Task description: Leave out the pictures and copy the remaining records exactly.
══════════════════════════════
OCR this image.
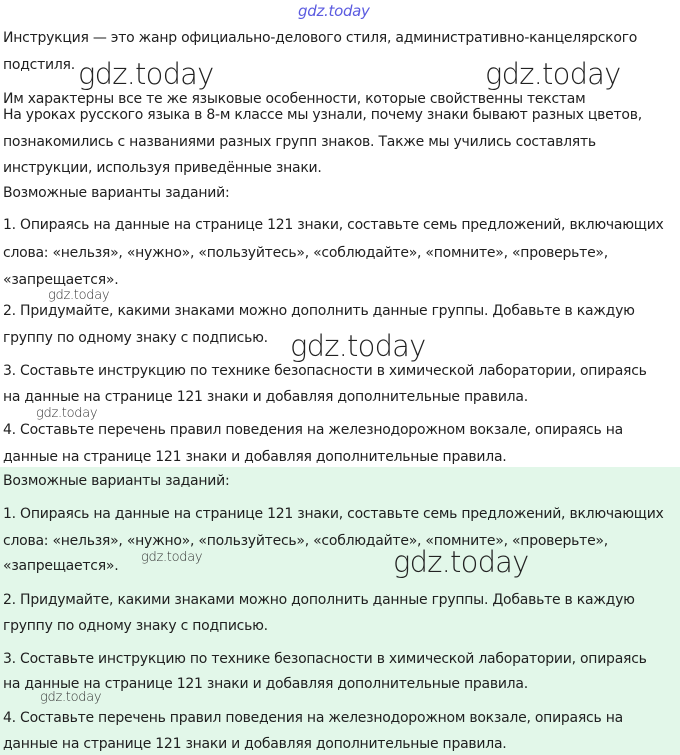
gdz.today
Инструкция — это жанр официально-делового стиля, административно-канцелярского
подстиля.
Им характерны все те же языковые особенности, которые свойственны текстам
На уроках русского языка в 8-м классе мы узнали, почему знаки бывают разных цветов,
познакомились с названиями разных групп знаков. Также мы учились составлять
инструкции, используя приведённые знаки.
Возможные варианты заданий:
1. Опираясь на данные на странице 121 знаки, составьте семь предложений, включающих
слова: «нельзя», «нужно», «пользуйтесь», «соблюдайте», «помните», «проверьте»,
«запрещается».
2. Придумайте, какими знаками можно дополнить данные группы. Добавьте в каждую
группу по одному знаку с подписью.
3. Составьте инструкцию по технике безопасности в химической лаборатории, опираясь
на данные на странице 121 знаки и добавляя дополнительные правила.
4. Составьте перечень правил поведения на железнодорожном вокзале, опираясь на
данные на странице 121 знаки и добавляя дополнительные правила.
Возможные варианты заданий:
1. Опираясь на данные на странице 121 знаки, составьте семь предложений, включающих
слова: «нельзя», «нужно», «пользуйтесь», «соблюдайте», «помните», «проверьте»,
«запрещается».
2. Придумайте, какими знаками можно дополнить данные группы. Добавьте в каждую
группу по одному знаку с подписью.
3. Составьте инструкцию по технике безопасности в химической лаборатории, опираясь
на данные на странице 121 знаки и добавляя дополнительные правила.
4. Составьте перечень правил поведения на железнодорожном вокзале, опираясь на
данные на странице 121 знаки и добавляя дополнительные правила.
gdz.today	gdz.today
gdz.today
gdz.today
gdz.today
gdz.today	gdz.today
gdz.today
══════════════════════════════
Final answer:
OCR this image.
gdz.today
Инструкция — это жанр официально-делового стиля, административно-канцелярского
подстиля.
Им характерны все те же языковые особенности, которые свойственны текстам
На уроках русского языка в 8-м классе мы узнали, почему знаки бывают разных цветов,
познакомились с названиями разных групп знаков. Также мы учились составлять
инструкции, используя приведённые знаки.
Возможные варианты заданий:
1. Опираясь на данные на странице 121 знаки, составьте семь предложений, включающих
слова: «нельзя», «нужно», «пользуйтесь», «соблюдайте», «помните», «проверьте»,
«запрещается».
2. Придумайте, какими знаками можно дополнить данные группы. Добавьте в каждую
группу по одному знаку с подписью.
3. Составьте инструкцию по технике безопасности в химической лаборатории, опираясь
на данные на странице 121 знаки и добавляя дополнительные правила.
4. Составьте перечень правил поведения на железнодорожном вокзале, опираясь на
данные на странице 121 знаки и добавляя дополнительные правила.
Возможные варианты заданий:
1. Опираясь на данные на странице 121 знаки, составьте семь предложений, включающих
слова: «нельзя», «нужно», «пользуйтесь», «соблюдайте», «помните», «проверьте»,
«запрещается».
2. Придумайте, какими знаками можно дополнить данные группы. Добавьте в каждую
группу по одному знаку с подписью.
3. Составьте инструкцию по технике безопасности в химической лаборатории, опираясь
на данные на странице 121 знаки и добавляя дополнительные правила.
4. Составьте перечень правил поведения на железнодорожном вокзале, опираясь на
данные на странице 121 знаки и добавляя дополнительные правила.
gdz.today	gdz.today
gdz.today
gdz.today
gdz.today
gdz.today	gdz.today
gdz.today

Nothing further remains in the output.